| GIVEN INSTRUCTION |
Collect each line holding the string "tempering".

| Dataset records |

** start **

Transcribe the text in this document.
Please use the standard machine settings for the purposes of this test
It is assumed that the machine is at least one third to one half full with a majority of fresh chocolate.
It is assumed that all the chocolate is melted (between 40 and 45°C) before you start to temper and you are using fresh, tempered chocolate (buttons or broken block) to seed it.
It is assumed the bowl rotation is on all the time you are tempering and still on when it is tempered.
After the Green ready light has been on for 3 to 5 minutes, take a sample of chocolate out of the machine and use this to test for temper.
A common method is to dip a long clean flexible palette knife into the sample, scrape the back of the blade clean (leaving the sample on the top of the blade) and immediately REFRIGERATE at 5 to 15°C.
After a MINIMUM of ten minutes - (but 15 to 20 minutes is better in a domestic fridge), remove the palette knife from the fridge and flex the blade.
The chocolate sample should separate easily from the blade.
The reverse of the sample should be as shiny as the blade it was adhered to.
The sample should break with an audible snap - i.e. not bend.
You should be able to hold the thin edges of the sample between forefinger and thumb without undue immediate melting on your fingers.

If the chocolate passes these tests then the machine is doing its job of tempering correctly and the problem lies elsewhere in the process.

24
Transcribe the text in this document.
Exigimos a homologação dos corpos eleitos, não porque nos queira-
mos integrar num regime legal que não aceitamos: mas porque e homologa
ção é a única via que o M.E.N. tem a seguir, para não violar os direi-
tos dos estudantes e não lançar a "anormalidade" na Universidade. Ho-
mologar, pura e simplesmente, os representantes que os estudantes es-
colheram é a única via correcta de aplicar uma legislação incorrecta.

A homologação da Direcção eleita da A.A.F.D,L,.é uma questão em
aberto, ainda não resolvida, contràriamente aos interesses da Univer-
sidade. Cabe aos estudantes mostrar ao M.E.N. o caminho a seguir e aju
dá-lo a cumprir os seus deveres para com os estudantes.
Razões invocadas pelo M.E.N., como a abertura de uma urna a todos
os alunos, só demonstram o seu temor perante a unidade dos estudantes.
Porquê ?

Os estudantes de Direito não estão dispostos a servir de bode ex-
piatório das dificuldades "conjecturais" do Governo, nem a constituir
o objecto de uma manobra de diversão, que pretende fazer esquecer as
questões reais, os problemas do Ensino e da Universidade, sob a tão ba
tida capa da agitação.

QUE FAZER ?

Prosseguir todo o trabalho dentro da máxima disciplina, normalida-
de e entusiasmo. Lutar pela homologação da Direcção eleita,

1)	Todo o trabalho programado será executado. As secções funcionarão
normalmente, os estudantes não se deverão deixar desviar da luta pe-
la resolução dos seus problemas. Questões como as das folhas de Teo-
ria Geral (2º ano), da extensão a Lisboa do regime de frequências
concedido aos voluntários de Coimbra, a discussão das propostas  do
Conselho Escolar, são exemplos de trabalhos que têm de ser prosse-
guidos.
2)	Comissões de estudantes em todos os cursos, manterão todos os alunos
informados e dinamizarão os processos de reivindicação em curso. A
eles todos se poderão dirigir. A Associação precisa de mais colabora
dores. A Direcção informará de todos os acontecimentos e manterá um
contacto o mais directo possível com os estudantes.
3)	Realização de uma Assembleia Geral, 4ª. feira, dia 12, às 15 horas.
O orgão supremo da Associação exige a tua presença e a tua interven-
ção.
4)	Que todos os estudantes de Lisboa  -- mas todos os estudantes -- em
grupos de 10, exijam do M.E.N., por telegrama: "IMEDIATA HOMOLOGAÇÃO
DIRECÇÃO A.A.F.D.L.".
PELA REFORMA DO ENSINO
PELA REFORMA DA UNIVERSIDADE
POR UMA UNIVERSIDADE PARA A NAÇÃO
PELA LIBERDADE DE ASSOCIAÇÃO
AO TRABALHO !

** end **

| FINAL RESULT |
It is assumed the bowl rotation is on all the time you are tempering and still on when it is tempered.
If the chocolate passes these tests then the machine is doing its job of tempering correctly and the problem lies elsewhere in the process.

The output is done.